## Set exercise
Return every line below in which "ialah" appears.

☆ ☆ ☆ ☆

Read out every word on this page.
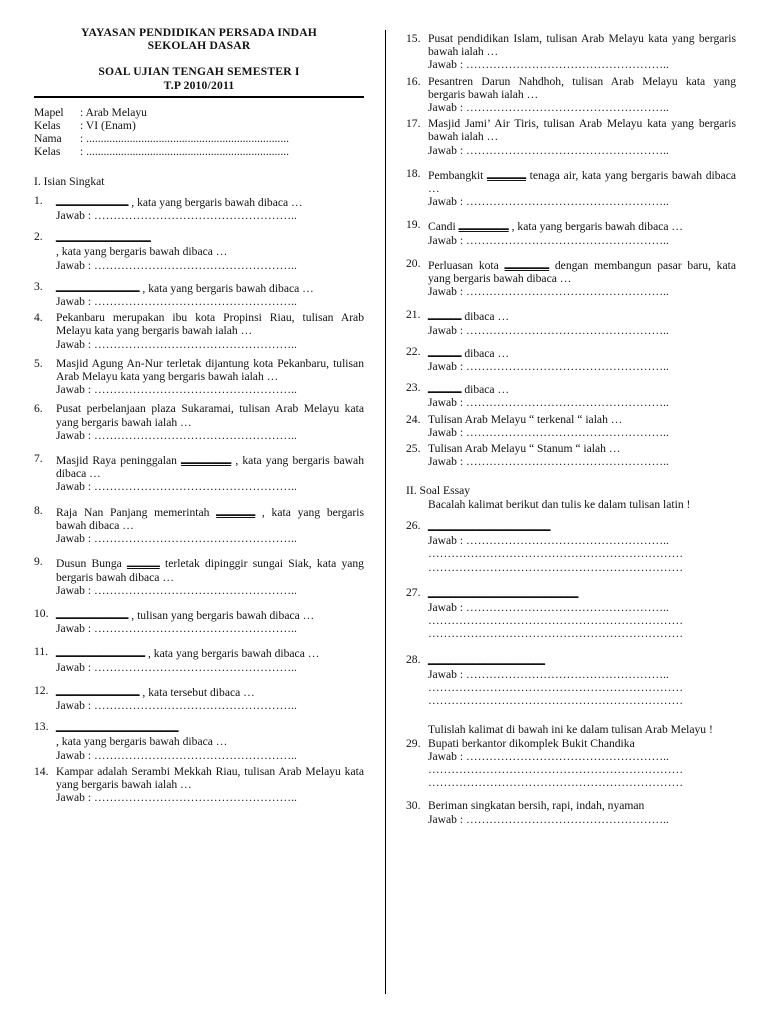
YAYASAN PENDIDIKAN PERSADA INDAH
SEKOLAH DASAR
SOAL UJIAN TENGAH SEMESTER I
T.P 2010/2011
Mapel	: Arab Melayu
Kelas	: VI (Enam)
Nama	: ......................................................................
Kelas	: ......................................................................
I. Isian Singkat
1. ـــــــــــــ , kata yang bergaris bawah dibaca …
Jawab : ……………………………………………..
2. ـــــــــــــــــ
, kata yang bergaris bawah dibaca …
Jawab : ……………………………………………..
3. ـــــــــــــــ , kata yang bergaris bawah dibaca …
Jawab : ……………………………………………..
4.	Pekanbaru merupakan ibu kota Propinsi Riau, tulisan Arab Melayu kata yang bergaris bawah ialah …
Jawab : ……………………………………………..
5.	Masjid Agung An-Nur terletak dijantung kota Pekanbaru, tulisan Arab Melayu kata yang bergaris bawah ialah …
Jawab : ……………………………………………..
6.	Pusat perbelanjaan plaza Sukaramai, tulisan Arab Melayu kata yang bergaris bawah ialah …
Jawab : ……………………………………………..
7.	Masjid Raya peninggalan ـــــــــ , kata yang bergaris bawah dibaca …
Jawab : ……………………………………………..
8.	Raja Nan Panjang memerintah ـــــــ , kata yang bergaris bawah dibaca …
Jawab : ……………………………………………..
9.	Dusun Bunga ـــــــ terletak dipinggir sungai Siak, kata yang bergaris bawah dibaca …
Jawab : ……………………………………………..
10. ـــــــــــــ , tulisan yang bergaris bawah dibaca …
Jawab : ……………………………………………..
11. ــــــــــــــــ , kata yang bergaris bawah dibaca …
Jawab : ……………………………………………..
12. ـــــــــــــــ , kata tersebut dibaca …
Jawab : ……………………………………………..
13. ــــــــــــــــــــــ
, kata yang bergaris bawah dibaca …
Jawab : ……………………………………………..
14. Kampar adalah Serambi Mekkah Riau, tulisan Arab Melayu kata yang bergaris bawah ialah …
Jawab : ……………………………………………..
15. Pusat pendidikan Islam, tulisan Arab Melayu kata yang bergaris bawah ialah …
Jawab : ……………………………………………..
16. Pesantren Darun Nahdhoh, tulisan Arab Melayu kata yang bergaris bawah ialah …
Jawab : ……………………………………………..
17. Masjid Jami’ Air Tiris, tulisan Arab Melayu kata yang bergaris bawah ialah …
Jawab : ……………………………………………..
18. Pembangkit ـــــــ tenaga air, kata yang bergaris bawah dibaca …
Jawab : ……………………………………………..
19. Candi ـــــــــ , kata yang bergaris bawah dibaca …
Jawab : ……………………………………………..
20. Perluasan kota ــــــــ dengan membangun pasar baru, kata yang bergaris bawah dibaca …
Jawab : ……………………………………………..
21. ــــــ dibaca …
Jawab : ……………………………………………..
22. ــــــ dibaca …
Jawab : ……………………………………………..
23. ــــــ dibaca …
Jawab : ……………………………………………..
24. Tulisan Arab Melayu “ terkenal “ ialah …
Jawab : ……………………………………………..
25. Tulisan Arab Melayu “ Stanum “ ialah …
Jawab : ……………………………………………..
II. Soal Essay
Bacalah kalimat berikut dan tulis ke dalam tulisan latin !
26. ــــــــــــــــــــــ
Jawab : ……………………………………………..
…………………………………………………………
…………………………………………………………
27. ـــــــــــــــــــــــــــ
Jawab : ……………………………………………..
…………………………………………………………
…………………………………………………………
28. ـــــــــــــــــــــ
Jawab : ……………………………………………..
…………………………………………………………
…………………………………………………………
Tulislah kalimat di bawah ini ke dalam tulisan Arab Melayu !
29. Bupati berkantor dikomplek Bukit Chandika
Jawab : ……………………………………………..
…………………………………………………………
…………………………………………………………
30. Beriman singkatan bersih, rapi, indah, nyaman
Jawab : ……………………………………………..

☆ ☆ ☆ ☆

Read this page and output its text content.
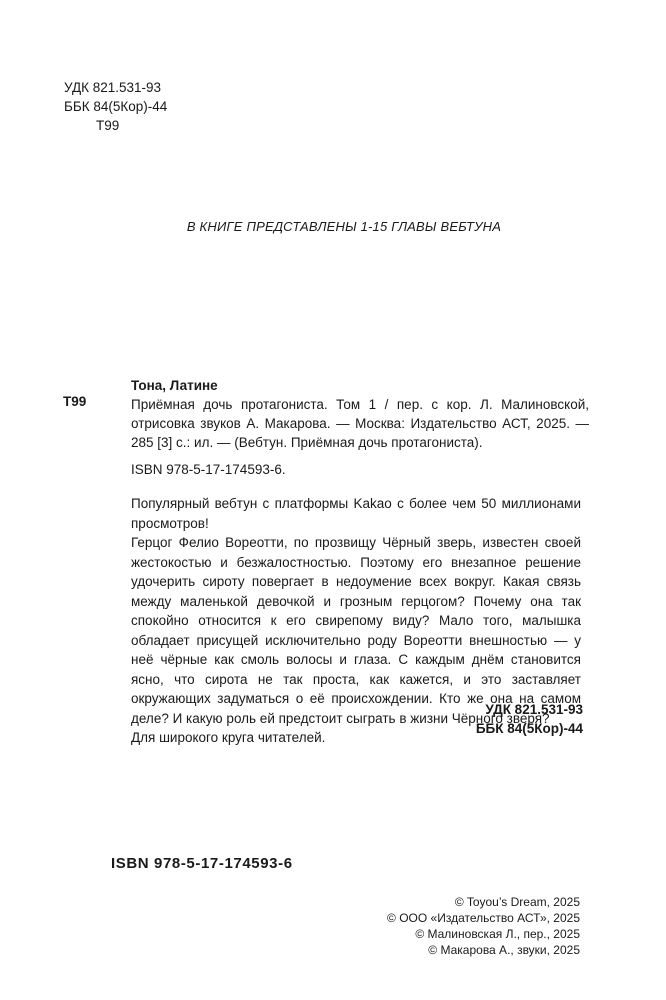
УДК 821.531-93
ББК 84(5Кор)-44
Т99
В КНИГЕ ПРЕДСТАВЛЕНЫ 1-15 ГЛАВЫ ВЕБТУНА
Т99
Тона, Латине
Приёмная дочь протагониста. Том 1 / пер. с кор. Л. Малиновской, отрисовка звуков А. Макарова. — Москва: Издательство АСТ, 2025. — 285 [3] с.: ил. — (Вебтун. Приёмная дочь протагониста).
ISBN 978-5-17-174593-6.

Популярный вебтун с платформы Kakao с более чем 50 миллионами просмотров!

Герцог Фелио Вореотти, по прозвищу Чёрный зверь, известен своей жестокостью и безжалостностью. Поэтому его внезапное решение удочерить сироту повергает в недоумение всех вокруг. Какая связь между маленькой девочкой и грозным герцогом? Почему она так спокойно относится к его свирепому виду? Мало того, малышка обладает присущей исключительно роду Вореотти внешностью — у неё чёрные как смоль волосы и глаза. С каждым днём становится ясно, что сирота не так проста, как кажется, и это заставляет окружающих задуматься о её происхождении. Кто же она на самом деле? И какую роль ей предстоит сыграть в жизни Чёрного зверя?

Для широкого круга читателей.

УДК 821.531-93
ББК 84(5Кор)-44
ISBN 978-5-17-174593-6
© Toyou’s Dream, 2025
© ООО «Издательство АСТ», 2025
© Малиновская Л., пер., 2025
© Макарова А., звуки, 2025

☆ ☆ ☆ ☆

## Output of the task
4.	Pekanbaru merupakan ibu kota Propinsi Riau, tulisan Arab Melayu kata yang bergaris bawah ialah …
5.	Masjid Agung An-Nur terletak dijantung kota Pekanbaru, tulisan Arab Melayu kata yang bergaris bawah ialah …
6.	Pusat perbelanjaan plaza Sukaramai, tulisan Arab Melayu kata yang bergaris bawah ialah …
14. Kampar adalah Serambi Mekkah Riau, tulisan Arab Melayu kata yang bergaris bawah ialah …
15. Pusat pendidikan Islam, tulisan Arab Melayu kata yang bergaris bawah ialah …
16. Pesantren Darun Nahdhoh, tulisan Arab Melayu kata yang bergaris bawah ialah …
17. Masjid Jami’ Air Tiris, tulisan Arab Melayu kata yang bergaris bawah ialah …
24. Tulisan Arab Melayu “ terkenal “ ialah …
25. Tulisan Arab Melayu “ Stanum “ ialah …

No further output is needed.